# Task to complete:
Copy each line holding the string "title".

# Material provided:
start

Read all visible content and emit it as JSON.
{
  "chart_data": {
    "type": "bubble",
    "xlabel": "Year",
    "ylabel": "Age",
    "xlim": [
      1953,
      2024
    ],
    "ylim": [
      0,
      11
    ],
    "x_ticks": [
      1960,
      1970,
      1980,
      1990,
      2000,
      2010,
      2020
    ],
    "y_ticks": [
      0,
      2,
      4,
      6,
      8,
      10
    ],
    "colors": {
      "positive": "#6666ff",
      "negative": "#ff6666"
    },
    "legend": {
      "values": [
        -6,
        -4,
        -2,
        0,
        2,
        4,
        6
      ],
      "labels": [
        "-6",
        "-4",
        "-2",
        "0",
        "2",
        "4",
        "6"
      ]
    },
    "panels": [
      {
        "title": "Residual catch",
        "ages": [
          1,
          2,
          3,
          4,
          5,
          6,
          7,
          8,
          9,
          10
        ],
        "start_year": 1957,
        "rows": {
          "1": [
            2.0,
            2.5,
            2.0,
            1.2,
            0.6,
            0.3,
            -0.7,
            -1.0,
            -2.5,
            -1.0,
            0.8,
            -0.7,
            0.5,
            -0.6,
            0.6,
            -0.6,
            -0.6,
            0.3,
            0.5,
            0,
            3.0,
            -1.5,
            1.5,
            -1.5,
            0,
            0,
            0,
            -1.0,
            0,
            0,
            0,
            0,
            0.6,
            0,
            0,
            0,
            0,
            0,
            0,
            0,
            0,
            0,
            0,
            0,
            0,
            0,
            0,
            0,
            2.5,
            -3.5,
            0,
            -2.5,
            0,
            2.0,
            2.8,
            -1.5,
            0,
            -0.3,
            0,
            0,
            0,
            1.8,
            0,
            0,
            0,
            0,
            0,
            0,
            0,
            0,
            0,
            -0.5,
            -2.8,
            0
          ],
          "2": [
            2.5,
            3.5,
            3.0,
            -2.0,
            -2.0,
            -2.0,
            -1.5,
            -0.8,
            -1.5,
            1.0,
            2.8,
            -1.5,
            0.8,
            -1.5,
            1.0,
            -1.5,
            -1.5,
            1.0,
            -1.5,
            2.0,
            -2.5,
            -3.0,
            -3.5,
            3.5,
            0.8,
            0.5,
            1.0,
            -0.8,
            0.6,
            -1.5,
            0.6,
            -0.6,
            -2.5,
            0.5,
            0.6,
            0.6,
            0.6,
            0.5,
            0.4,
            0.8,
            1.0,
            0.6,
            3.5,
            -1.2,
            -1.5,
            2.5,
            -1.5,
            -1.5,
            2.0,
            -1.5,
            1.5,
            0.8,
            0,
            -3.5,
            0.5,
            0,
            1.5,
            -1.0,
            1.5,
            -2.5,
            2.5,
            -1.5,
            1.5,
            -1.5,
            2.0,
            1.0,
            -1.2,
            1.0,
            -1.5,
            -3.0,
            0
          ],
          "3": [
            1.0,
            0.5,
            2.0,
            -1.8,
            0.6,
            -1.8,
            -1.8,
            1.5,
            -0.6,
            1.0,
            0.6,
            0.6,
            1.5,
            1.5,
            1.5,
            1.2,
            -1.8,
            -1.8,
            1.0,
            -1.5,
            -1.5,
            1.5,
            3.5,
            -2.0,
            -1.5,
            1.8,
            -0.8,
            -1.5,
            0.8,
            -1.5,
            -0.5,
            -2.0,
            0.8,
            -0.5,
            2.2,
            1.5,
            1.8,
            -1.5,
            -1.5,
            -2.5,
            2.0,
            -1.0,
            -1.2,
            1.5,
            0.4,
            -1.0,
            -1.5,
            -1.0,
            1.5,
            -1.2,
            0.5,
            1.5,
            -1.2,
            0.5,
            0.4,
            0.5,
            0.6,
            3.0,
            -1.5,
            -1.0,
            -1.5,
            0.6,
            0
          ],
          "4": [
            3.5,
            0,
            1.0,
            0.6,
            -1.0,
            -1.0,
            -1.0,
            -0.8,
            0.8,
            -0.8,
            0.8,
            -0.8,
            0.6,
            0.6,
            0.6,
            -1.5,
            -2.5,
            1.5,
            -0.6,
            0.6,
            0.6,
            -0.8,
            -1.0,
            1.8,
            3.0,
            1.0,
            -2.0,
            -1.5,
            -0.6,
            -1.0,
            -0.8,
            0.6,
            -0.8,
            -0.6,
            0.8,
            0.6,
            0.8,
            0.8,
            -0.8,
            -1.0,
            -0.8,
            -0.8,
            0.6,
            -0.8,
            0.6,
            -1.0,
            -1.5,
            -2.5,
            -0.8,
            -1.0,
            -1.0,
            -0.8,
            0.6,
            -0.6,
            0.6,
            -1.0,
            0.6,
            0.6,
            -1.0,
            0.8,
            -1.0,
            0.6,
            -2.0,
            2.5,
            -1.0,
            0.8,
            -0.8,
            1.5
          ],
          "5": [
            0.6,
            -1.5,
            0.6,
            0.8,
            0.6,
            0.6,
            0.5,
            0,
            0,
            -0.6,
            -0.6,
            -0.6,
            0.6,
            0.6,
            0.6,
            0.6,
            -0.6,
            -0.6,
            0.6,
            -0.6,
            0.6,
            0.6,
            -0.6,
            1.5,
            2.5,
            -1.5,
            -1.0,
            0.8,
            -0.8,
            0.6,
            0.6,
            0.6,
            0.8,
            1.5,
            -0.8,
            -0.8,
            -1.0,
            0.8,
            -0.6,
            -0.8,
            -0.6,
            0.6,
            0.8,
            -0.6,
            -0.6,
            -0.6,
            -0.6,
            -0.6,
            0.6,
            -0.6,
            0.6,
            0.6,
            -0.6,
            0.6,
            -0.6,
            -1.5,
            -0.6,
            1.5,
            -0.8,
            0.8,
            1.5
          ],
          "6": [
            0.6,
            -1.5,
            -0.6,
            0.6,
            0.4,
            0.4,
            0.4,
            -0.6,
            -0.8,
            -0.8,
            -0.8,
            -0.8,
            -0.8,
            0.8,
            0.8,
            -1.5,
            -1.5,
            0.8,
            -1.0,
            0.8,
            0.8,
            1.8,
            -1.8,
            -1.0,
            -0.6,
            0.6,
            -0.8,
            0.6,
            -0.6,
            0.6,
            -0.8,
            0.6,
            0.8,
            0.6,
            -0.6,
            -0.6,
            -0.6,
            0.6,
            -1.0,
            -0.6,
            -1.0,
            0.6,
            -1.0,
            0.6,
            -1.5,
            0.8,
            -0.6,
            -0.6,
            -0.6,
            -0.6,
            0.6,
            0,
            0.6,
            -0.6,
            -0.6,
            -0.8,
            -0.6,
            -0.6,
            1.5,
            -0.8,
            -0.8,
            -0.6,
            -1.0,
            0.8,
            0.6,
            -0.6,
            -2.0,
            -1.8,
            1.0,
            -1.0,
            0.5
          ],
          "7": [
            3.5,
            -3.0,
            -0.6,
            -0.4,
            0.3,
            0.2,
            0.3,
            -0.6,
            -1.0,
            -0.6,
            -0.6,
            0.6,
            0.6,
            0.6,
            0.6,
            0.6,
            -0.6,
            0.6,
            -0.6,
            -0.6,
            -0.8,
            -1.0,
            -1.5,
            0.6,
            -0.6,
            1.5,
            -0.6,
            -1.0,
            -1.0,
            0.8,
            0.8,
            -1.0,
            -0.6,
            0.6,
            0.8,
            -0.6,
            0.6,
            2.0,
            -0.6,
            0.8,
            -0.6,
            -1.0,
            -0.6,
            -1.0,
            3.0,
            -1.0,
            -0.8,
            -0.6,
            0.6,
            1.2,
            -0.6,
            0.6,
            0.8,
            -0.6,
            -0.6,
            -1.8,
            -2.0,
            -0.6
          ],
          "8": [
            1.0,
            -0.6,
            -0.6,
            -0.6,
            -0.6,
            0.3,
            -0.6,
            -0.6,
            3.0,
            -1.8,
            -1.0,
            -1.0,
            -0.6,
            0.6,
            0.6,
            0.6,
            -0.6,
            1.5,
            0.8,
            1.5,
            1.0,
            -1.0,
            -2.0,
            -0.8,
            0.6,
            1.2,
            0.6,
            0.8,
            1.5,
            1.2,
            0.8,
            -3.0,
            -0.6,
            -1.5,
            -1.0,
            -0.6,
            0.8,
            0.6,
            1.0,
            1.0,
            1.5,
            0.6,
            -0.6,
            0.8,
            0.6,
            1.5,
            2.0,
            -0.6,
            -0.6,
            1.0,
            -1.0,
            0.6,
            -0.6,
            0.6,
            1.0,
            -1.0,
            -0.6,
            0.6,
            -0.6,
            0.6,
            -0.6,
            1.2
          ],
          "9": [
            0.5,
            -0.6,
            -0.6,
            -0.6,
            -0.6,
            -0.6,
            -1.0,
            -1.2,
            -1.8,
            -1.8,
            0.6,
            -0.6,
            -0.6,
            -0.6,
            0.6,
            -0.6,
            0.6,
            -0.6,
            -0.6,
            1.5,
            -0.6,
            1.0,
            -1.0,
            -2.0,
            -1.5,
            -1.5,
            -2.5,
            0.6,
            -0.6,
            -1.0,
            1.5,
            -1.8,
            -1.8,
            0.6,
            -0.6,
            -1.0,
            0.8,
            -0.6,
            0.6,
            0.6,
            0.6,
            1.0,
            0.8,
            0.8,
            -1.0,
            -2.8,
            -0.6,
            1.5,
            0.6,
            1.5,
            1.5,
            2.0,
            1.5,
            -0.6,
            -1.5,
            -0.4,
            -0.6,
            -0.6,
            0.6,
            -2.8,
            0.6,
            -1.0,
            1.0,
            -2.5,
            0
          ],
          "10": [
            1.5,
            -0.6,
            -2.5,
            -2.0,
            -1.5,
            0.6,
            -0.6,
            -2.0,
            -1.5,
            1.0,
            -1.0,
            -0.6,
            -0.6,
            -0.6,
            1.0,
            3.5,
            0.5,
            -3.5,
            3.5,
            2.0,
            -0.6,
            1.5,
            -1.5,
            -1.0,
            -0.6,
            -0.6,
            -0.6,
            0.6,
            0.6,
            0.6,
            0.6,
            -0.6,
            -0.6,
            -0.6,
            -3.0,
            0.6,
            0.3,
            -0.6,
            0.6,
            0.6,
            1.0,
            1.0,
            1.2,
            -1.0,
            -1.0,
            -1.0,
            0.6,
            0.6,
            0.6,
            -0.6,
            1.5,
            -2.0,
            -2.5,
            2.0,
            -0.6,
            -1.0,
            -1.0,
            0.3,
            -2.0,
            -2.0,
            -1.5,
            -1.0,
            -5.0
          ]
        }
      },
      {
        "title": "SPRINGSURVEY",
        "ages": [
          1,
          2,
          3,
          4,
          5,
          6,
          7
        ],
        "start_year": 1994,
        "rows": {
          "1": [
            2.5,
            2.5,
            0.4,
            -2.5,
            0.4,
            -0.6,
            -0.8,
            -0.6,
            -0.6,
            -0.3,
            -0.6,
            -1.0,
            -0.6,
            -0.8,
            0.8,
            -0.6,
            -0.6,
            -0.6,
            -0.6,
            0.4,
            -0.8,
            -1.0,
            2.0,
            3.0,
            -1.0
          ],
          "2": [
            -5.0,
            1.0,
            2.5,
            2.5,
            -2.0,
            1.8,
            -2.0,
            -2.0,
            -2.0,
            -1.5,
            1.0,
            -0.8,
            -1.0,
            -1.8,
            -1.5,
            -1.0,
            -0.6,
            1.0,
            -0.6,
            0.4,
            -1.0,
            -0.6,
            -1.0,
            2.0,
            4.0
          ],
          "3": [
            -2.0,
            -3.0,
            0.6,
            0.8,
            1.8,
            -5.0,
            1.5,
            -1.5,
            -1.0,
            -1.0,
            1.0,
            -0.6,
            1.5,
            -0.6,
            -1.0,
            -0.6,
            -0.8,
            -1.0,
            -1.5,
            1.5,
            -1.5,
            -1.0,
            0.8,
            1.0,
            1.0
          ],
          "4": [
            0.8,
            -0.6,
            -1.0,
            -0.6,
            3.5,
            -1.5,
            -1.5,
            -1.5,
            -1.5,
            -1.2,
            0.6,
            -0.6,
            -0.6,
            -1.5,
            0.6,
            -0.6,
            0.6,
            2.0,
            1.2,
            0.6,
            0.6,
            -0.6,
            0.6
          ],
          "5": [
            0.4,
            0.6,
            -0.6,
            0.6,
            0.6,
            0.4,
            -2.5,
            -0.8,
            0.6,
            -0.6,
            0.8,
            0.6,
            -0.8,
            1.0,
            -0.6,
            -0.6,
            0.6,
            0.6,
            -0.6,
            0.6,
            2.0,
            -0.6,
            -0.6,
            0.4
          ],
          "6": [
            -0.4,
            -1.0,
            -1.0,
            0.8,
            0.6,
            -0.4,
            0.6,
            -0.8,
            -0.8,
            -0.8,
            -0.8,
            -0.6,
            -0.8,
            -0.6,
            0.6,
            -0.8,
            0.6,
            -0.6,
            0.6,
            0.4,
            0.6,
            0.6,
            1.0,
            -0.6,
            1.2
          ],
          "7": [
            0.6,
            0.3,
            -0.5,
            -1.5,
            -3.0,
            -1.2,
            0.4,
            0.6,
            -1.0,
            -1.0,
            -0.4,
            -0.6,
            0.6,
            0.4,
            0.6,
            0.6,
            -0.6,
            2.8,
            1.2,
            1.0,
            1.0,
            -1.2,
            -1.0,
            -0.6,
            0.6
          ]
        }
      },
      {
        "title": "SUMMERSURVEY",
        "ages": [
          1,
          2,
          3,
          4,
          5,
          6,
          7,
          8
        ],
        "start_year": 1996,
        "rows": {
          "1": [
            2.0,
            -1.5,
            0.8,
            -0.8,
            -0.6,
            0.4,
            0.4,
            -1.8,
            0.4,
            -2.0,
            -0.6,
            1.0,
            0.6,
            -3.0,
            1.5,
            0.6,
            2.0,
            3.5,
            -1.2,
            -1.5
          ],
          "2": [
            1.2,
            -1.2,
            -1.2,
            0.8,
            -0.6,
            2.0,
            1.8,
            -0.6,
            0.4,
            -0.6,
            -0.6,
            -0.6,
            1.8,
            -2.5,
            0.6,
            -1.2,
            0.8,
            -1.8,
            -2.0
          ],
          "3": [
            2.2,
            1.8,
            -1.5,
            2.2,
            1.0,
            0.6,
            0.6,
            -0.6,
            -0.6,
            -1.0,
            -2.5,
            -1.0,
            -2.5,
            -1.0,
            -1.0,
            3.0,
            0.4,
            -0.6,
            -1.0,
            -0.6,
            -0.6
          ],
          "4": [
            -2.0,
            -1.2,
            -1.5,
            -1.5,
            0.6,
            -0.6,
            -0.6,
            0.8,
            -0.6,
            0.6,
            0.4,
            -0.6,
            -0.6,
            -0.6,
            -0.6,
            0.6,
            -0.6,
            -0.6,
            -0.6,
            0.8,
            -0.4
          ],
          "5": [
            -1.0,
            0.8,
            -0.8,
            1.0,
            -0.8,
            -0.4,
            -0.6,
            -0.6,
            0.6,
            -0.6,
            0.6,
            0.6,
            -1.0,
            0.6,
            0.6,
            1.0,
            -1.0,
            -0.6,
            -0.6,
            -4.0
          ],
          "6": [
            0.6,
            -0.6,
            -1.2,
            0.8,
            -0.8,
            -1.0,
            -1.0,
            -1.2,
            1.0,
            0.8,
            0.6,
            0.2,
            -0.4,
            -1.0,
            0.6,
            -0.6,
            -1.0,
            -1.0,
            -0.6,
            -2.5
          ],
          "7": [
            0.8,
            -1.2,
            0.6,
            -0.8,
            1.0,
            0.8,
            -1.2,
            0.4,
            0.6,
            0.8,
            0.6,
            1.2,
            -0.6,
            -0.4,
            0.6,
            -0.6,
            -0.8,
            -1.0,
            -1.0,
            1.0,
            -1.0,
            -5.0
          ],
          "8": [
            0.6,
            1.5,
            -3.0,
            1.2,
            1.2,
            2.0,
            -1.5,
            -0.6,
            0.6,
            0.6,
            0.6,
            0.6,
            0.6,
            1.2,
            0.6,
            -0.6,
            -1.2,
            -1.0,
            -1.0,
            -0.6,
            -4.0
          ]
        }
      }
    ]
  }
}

end

# Exercise response:
        "title": "Residual catch",
        "title": "SPRINGSURVEY",
        "title": "SUMMERSURVEY",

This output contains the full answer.